__Stated problem__
Reproduce all of the listing below without alteration.

● ● ● ● ●

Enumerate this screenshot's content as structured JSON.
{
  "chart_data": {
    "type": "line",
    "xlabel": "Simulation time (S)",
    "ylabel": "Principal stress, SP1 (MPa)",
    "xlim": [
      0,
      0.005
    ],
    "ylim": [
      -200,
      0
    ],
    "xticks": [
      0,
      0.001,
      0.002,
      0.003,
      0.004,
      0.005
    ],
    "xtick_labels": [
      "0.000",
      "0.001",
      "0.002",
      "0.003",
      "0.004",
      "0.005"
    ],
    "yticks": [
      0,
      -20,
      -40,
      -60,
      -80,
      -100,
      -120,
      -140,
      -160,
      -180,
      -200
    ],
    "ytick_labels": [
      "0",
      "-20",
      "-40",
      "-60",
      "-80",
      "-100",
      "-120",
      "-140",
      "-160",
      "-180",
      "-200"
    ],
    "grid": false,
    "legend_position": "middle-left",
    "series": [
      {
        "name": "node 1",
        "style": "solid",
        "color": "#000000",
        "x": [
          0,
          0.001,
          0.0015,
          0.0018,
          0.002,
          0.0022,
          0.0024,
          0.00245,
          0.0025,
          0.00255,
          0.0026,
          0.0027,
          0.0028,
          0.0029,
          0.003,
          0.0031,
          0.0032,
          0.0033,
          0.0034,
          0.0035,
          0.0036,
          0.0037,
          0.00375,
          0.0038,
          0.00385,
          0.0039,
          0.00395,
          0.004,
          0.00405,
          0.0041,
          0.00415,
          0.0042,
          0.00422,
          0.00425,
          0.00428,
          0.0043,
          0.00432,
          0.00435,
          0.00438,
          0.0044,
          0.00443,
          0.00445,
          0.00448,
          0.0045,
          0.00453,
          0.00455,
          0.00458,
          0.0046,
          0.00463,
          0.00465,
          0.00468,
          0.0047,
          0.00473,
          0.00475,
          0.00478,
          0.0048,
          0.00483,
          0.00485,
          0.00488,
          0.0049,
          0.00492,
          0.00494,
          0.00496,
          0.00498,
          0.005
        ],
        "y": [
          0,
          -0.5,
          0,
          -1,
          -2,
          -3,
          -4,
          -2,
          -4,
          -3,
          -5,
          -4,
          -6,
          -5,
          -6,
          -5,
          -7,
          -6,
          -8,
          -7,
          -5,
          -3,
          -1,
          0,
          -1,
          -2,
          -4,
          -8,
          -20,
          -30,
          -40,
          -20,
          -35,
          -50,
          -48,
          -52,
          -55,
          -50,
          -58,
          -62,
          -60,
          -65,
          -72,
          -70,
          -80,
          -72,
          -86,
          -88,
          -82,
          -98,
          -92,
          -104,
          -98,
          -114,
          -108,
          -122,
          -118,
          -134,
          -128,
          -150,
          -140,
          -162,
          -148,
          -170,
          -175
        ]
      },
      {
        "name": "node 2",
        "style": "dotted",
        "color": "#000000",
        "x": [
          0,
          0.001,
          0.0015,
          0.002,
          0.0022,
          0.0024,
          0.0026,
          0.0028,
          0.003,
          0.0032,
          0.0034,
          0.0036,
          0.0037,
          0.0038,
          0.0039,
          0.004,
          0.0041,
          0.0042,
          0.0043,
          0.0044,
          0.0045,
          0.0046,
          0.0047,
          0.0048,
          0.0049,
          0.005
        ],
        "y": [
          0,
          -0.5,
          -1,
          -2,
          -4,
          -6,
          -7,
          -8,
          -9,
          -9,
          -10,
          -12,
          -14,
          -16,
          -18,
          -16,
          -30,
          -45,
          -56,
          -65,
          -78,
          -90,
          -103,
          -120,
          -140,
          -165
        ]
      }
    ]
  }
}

● ● ● ● ●

__Solution to this problem__
Enumerate this screenshot's content as structured JSON.
{
  "chart_data": {
    "type": "line",
    "xlabel": "Simulation time (S)",
    "ylabel": "Principal stress, SP1 (MPa)",
    "xlim": [
      0,
      0.005
    ],
    "ylim": [
      -200,
      0
    ],
    "xticks": [
      0,
      0.001,
      0.002,
      0.003,
      0.004,
      0.005
    ],
    "xtick_labels": [
      "0.000",
      "0.001",
      "0.002",
      "0.003",
      "0.004",
      "0.005"
    ],
    "yticks": [
      0,
      -20,
      -40,
      -60,
      -80,
      -100,
      -120,
      -140,
      -160,
      -180,
      -200
    ],
    "ytick_labels": [
      "0",
      "-20",
      "-40",
      "-60",
      "-80",
      "-100",
      "-120",
      "-140",
      "-160",
      "-180",
      "-200"
    ],
    "grid": false,
    "legend_position": "middle-left",
    "series": [
      {
        "name": "node 1",
        "style": "solid",
        "color": "#000000",
        "x": [
          0,
          0.001,
          0.0015,
          0.0018,
          0.002,
          0.0022,
          0.0024,
          0.00245,
          0.0025,
          0.00255,
          0.0026,
          0.0027,
          0.0028,
          0.0029,
          0.003,
          0.0031,
          0.0032,
          0.0033,
          0.0034,
          0.0035,
          0.0036,
          0.0037,
          0.00375,
          0.0038,
          0.00385,
          0.0039,
          0.00395,
          0.004,
          0.00405,
          0.0041,
          0.00415,
          0.0042,
          0.00422,
          0.00425,
          0.00428,
          0.0043,
          0.00432,
          0.00435,
          0.00438,
          0.0044,
          0.00443,
          0.00445,
          0.00448,
          0.0045,
          0.00453,
          0.00455,
          0.00458,
          0.0046,
          0.00463,
          0.00465,
          0.00468,
          0.0047,
          0.00473,
          0.00475,
          0.00478,
          0.0048,
          0.00483,
          0.00485,
          0.00488,
          0.0049,
          0.00492,
          0.00494,
          0.00496,
          0.00498,
          0.005
        ],
        "y": [
          0,
          -0.5,
          0,
          -1,
          -2,
          -3,
          -4,
          -2,
          -4,
          -3,
          -5,
          -4,
          -6,
          -5,
          -6,
          -5,
          -7,
          -6,
          -8,
          -7,
          -5,
          -3,
          -1,
          0,
          -1,
          -2,
          -4,
          -8,
          -20,
          -30,
          -40,
          -20,
          -35,
          -50,
          -48,
          -52,
          -55,
          -50,
          -58,
          -62,
          -60,
          -65,
          -72,
          -70,
          -80,
          -72,
          -86,
          -88,
          -82,
          -98,
          -92,
          -104,
          -98,
          -114,
          -108,
          -122,
          -118,
          -134,
          -128,
          -150,
          -140,
          -162,
          -148,
          -170,
          -175
        ]
      },
      {
        "name": "node 2",
        "style": "dotted",
        "color": "#000000",
        "x": [
          0,
          0.001,
          0.0015,
          0.002,
          0.0022,
          0.0024,
          0.0026,
          0.0028,
          0.003,
          0.0032,
          0.0034,
          0.0036,
          0.0037,
          0.0038,
          0.0039,
          0.004,
          0.0041,
          0.0042,
          0.0043,
          0.0044,
          0.0045,
          0.0046,
          0.0047,
          0.0048,
          0.0049,
          0.005
        ],
        "y": [
          0,
          -0.5,
          -1,
          -2,
          -4,
          -6,
          -7,
          -8,
          -9,
          -9,
          -10,
          -12,
          -14,
          -16,
          -18,
          -16,
          -30,
          -45,
          -56,
          -65,
          -78,
          -90,
          -103,
          -120,
          -140,
          -165
        ]
      }
    ]
  }
}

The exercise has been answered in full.